> [EXERCISE DESCRIPTION]:
Reproduce all the lines exactly as they stand, apart from the pictures.

> [STORED RECORDS]:
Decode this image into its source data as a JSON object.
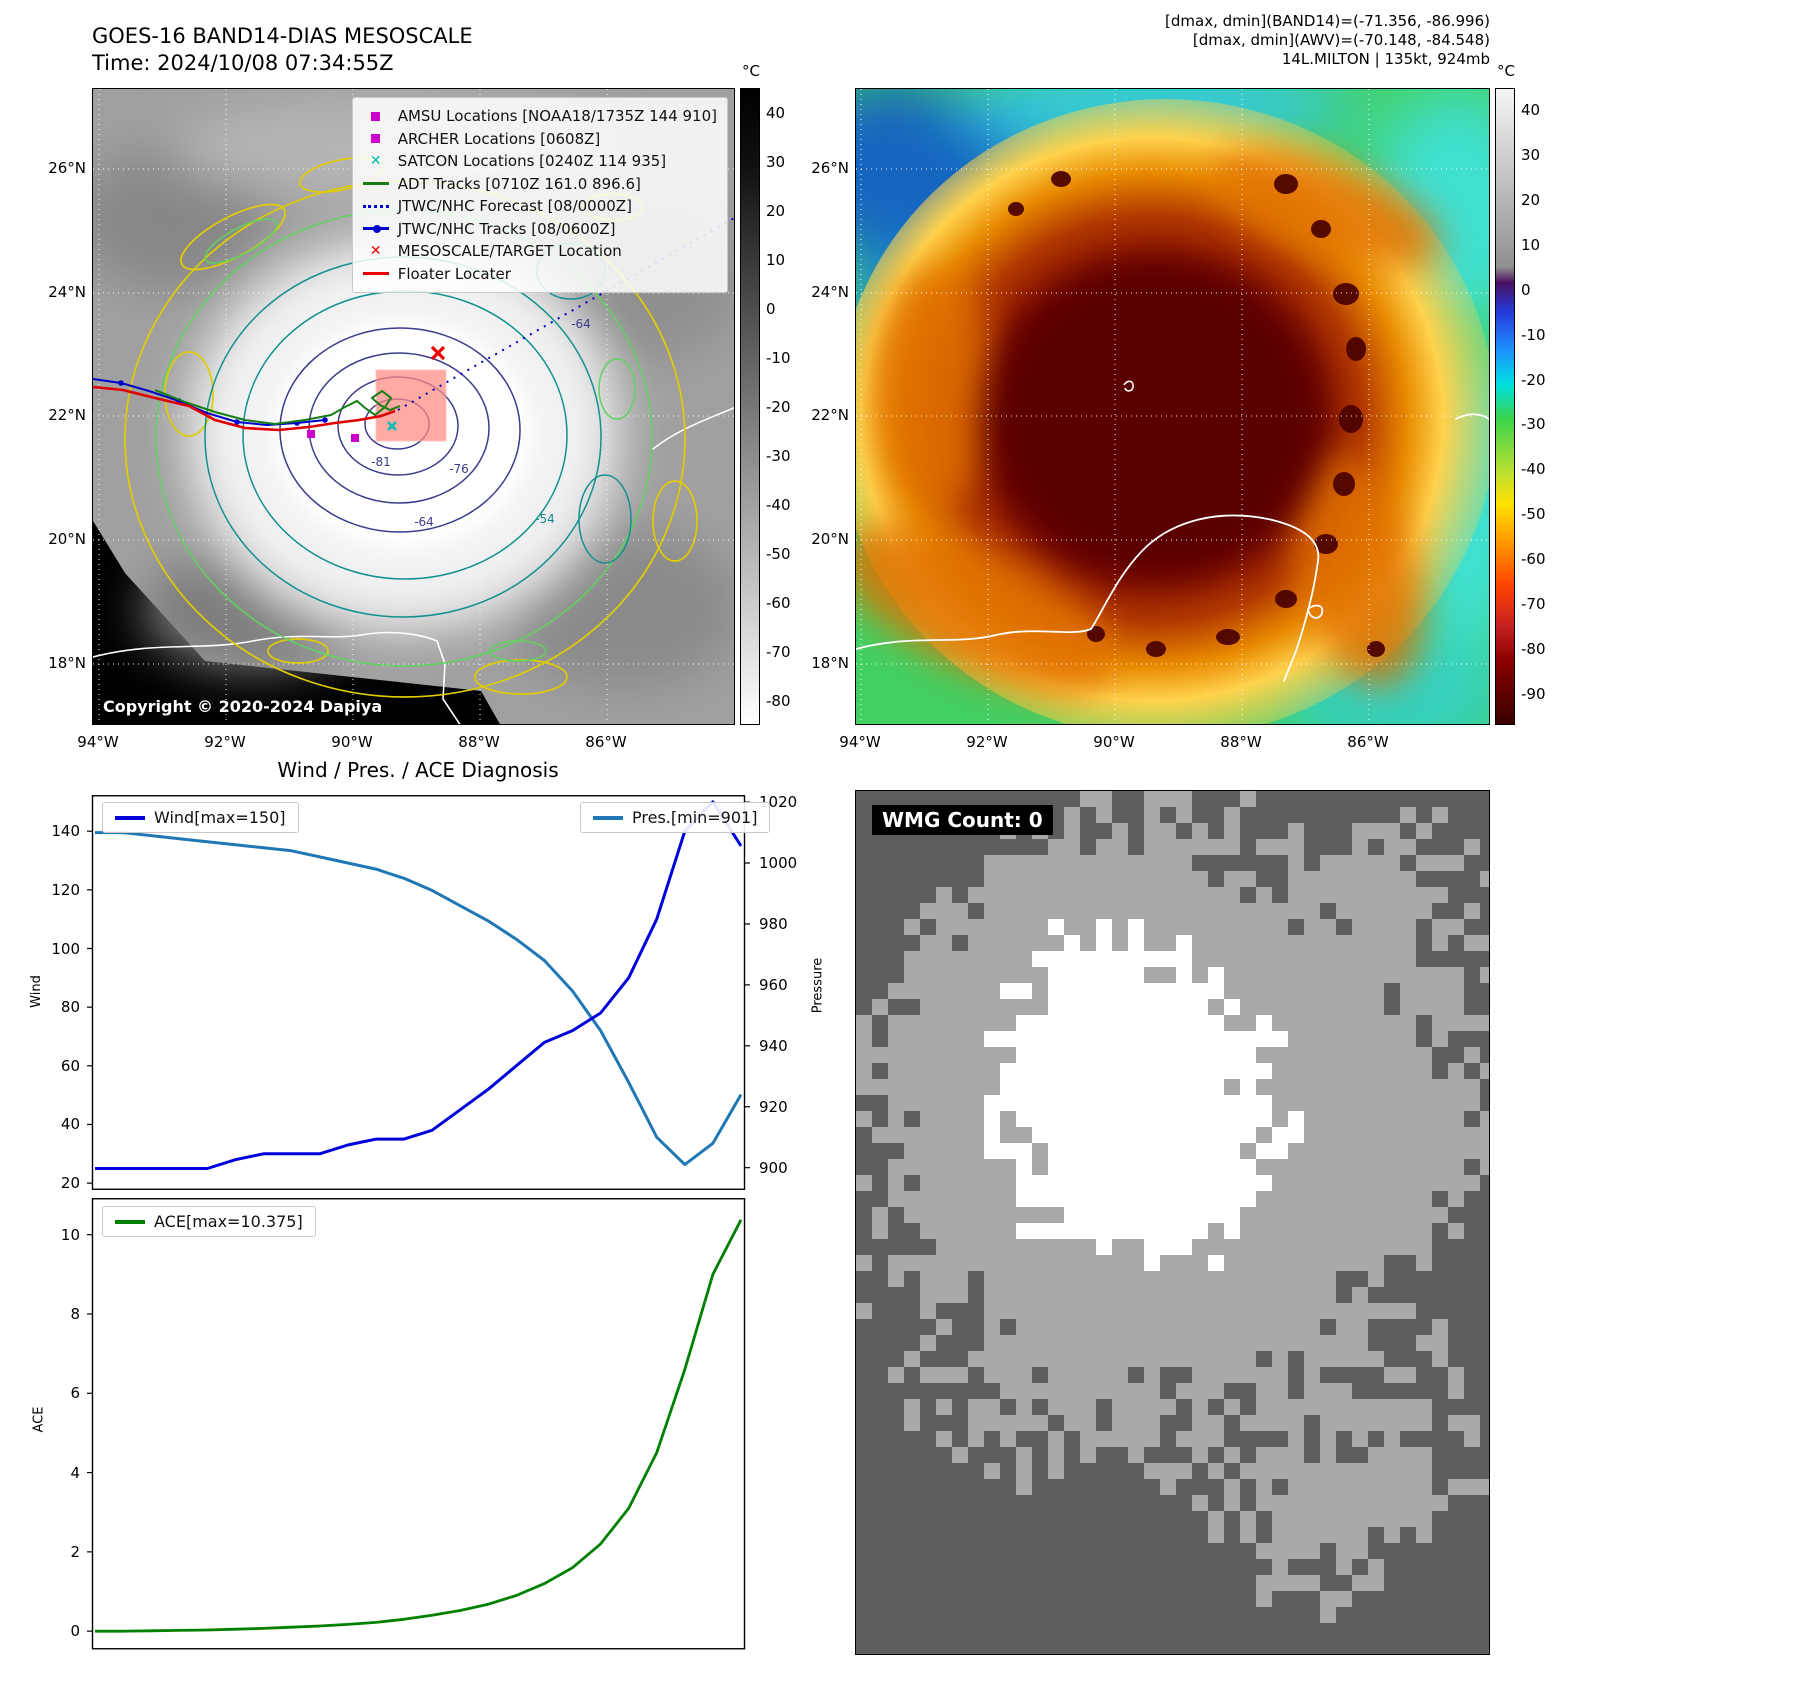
{
  "top_left": {
    "title": "GOES-16 BAND14-DIAS MESOSCALE",
    "subtitle": "Time: 2024/10/08 07:34:55Z",
    "copyright": "Copyright © 2020-2024 Dapiya",
    "colorbar": {
      "unit": "°C",
      "ticks": [
        40,
        30,
        20,
        10,
        0,
        -10,
        -20,
        -30,
        -40,
        -50,
        -60,
        -70,
        -80
      ]
    },
    "lat_ticks": [
      "26°N",
      "24°N",
      "22°N",
      "20°N",
      "18°N"
    ],
    "lon_ticks": [
      "94°W",
      "92°W",
      "90°W",
      "88°W",
      "86°W"
    ],
    "contour_labels": [
      {
        "text": "-81",
        "color": "#3b3b8c"
      },
      {
        "text": "-76",
        "color": "#3b3b8c"
      },
      {
        "text": "-64",
        "color": "#3b3b8c"
      },
      {
        "text": "-64",
        "color": "#3b3b8c"
      },
      {
        "text": "-54",
        "color": "#118888"
      }
    ],
    "legend_items": [
      {
        "label": "AMSU Locations [NOAA18/1735Z 144 910]",
        "marker": "square",
        "color": "#cc00cc"
      },
      {
        "label": "ARCHER Locations [0608Z]",
        "marker": "square",
        "color": "#cc00cc"
      },
      {
        "label": "SATCON Locations [0240Z 114 935]",
        "marker": "x",
        "color": "#00bbbb"
      },
      {
        "label": "ADT Tracks [0710Z 161.0 896.6]",
        "marker": "line",
        "color": "#1a7a1a"
      },
      {
        "label": "JTWC/NHC Forecast [08/0000Z]",
        "marker": "dotted",
        "color": "#0000cc"
      },
      {
        "label": "JTWC/NHC Tracks [08/0600Z]",
        "marker": "line-dot",
        "color": "#0000cc"
      },
      {
        "label": "MESOSCALE/TARGET Location",
        "marker": "x",
        "color": "#ee0000"
      },
      {
        "label": "Floater Locater",
        "marker": "line",
        "color": "#ee0000"
      }
    ]
  },
  "top_right": {
    "header_lines": [
      "[dmax, dmin](BAND14)=(-71.356, -86.996)",
      "[dmax, dmin](AWV)=(-70.148, -84.548)",
      "14L.MILTON | 135kt, 924mb"
    ],
    "colorbar": {
      "unit": "°C",
      "ticks": [
        40,
        30,
        20,
        10,
        0,
        -10,
        -20,
        -30,
        -40,
        -50,
        -60,
        -70,
        -80,
        -90
      ]
    },
    "lat_ticks": [
      "26°N",
      "24°N",
      "22°N",
      "20°N",
      "18°N"
    ],
    "lon_ticks": [
      "94°W",
      "92°W",
      "90°W",
      "88°W",
      "86°W"
    ]
  },
  "bottom_left": {
    "title": "Wind / Pres. / ACE Diagnosis"
  },
  "bottom_right": {
    "label": "WMG Count: 0"
  },
  "chart_data": [
    {
      "type": "line",
      "title": "Wind / Pres. / ACE Diagnosis",
      "x": [
        0,
        1,
        2,
        3,
        4,
        5,
        6,
        7,
        8,
        9,
        10,
        11,
        12,
        13,
        14,
        15,
        16,
        17,
        18,
        19,
        20,
        21,
        22,
        23
      ],
      "series": [
        {
          "name": "Wind[max=150]",
          "color": "#0000dd",
          "axis": "left",
          "values": [
            25,
            25,
            25,
            25,
            25,
            28,
            30,
            30,
            30,
            33,
            35,
            35,
            38,
            45,
            52,
            60,
            68,
            72,
            78,
            90,
            110,
            140,
            150,
            135
          ]
        },
        {
          "name": "Pres.[min=901]",
          "color": "#1f77b4",
          "axis": "right",
          "values": [
            1010,
            1010,
            1009,
            1008,
            1007,
            1006,
            1005,
            1004,
            1002,
            1000,
            998,
            995,
            991,
            986,
            981,
            975,
            968,
            958,
            945,
            928,
            910,
            901,
            908,
            924
          ]
        }
      ],
      "ylabel_left": "Wind",
      "ylabel_right": "Pressure",
      "ylim_left": [
        18,
        152
      ],
      "ylim_right": [
        893,
        1022
      ],
      "yticks_left": [
        20,
        40,
        60,
        80,
        100,
        120,
        140
      ],
      "yticks_right": [
        900,
        920,
        940,
        960,
        980,
        1000,
        1020
      ],
      "grid": false,
      "legend_position": "upper-left and upper-right"
    },
    {
      "type": "line",
      "x": [
        0,
        1,
        2,
        3,
        4,
        5,
        6,
        7,
        8,
        9,
        10,
        11,
        12,
        13,
        14,
        15,
        16,
        17,
        18,
        19,
        20,
        21,
        22,
        23
      ],
      "series": [
        {
          "name": "ACE[max=10.375]",
          "color": "#008000",
          "values": [
            0,
            0,
            0.01,
            0.02,
            0.03,
            0.05,
            0.07,
            0.1,
            0.13,
            0.17,
            0.22,
            0.3,
            0.4,
            0.52,
            0.68,
            0.9,
            1.2,
            1.6,
            2.2,
            3.1,
            4.5,
            6.6,
            9.0,
            10.375
          ]
        }
      ],
      "ylabel": "ACE",
      "ylim": [
        -0.45,
        10.9
      ],
      "yticks": [
        0,
        2,
        4,
        6,
        8,
        10
      ],
      "grid": false,
      "legend_position": "upper-left"
    }
  ]
}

> [THE SOLUTION]:
Decode this image into its source data as a JSON object.
{
  "top_left": {
    "title": "GOES-16 BAND14-DIAS MESOSCALE",
    "subtitle": "Time: 2024/10/08 07:34:55Z",
    "copyright": "Copyright © 2020-2024 Dapiya",
    "colorbar": {
      "unit": "°C",
      "ticks": [
        40,
        30,
        20,
        10,
        0,
        -10,
        -20,
        -30,
        -40,
        -50,
        -60,
        -70,
        -80
      ]
    },
    "lat_ticks": [
      "26°N",
      "24°N",
      "22°N",
      "20°N",
      "18°N"
    ],
    "lon_ticks": [
      "94°W",
      "92°W",
      "90°W",
      "88°W",
      "86°W"
    ],
    "contour_labels": [
      {
        "text": "-81",
        "color": "#3b3b8c"
      },
      {
        "text": "-76",
        "color": "#3b3b8c"
      },
      {
        "text": "-64",
        "color": "#3b3b8c"
      },
      {
        "text": "-64",
        "color": "#3b3b8c"
      },
      {
        "text": "-54",
        "color": "#118888"
      }
    ],
    "legend_items": [
      {
        "label": "AMSU Locations [NOAA18/1735Z 144 910]",
        "marker": "square",
        "color": "#cc00cc"
      },
      {
        "label": "ARCHER Locations [0608Z]",
        "marker": "square",
        "color": "#cc00cc"
      },
      {
        "label": "SATCON Locations [0240Z 114 935]",
        "marker": "x",
        "color": "#00bbbb"
      },
      {
        "label": "ADT Tracks [0710Z 161.0 896.6]",
        "marker": "line",
        "color": "#1a7a1a"
      },
      {
        "label": "JTWC/NHC Forecast [08/0000Z]",
        "marker": "dotted",
        "color": "#0000cc"
      },
      {
        "label": "JTWC/NHC Tracks [08/0600Z]",
        "marker": "line-dot",
        "color": "#0000cc"
      },
      {
        "label": "MESOSCALE/TARGET Location",
        "marker": "x",
        "color": "#ee0000"
      },
      {
        "label": "Floater Locater",
        "marker": "line",
        "color": "#ee0000"
      }
    ]
  },
  "top_right": {
    "header_lines": [
      "[dmax, dmin](BAND14)=(-71.356, -86.996)",
      "[dmax, dmin](AWV)=(-70.148, -84.548)",
      "14L.MILTON | 135kt, 924mb"
    ],
    "colorbar": {
      "unit": "°C",
      "ticks": [
        40,
        30,
        20,
        10,
        0,
        -10,
        -20,
        -30,
        -40,
        -50,
        -60,
        -70,
        -80,
        -90
      ]
    },
    "lat_ticks": [
      "26°N",
      "24°N",
      "22°N",
      "20°N",
      "18°N"
    ],
    "lon_ticks": [
      "94°W",
      "92°W",
      "90°W",
      "88°W",
      "86°W"
    ]
  },
  "bottom_left": {
    "title": "Wind / Pres. / ACE Diagnosis"
  },
  "bottom_right": {
    "label": "WMG Count: 0"
  },
  "chart_data": [
    {
      "type": "line",
      "title": "Wind / Pres. / ACE Diagnosis",
      "x": [
        0,
        1,
        2,
        3,
        4,
        5,
        6,
        7,
        8,
        9,
        10,
        11,
        12,
        13,
        14,
        15,
        16,
        17,
        18,
        19,
        20,
        21,
        22,
        23
      ],
      "series": [
        {
          "name": "Wind[max=150]",
          "color": "#0000dd",
          "axis": "left",
          "values": [
            25,
            25,
            25,
            25,
            25,
            28,
            30,
            30,
            30,
            33,
            35,
            35,
            38,
            45,
            52,
            60,
            68,
            72,
            78,
            90,
            110,
            140,
            150,
            135
          ]
        },
        {
          "name": "Pres.[min=901]",
          "color": "#1f77b4",
          "axis": "right",
          "values": [
            1010,
            1010,
            1009,
            1008,
            1007,
            1006,
            1005,
            1004,
            1002,
            1000,
            998,
            995,
            991,
            986,
            981,
            975,
            968,
            958,
            945,
            928,
            910,
            901,
            908,
            924
          ]
        }
      ],
      "ylabel_left": "Wind",
      "ylabel_right": "Pressure",
      "ylim_left": [
        18,
        152
      ],
      "ylim_right": [
        893,
        1022
      ],
      "yticks_left": [
        20,
        40,
        60,
        80,
        100,
        120,
        140
      ],
      "yticks_right": [
        900,
        920,
        940,
        960,
        980,
        1000,
        1020
      ],
      "grid": false,
      "legend_position": "upper-left and upper-right"
    },
    {
      "type": "line",
      "x": [
        0,
        1,
        2,
        3,
        4,
        5,
        6,
        7,
        8,
        9,
        10,
        11,
        12,
        13,
        14,
        15,
        16,
        17,
        18,
        19,
        20,
        21,
        22,
        23
      ],
      "series": [
        {
          "name": "ACE[max=10.375]",
          "color": "#008000",
          "values": [
            0,
            0,
            0.01,
            0.02,
            0.03,
            0.05,
            0.07,
            0.1,
            0.13,
            0.17,
            0.22,
            0.3,
            0.4,
            0.52,
            0.68,
            0.9,
            1.2,
            1.6,
            2.2,
            3.1,
            4.5,
            6.6,
            9.0,
            10.375
          ]
        }
      ],
      "ylabel": "ACE",
      "ylim": [
        -0.45,
        10.9
      ],
      "yticks": [
        0,
        2,
        4,
        6,
        8,
        10
      ],
      "grid": false,
      "legend_position": "upper-left"
    }
  ]
}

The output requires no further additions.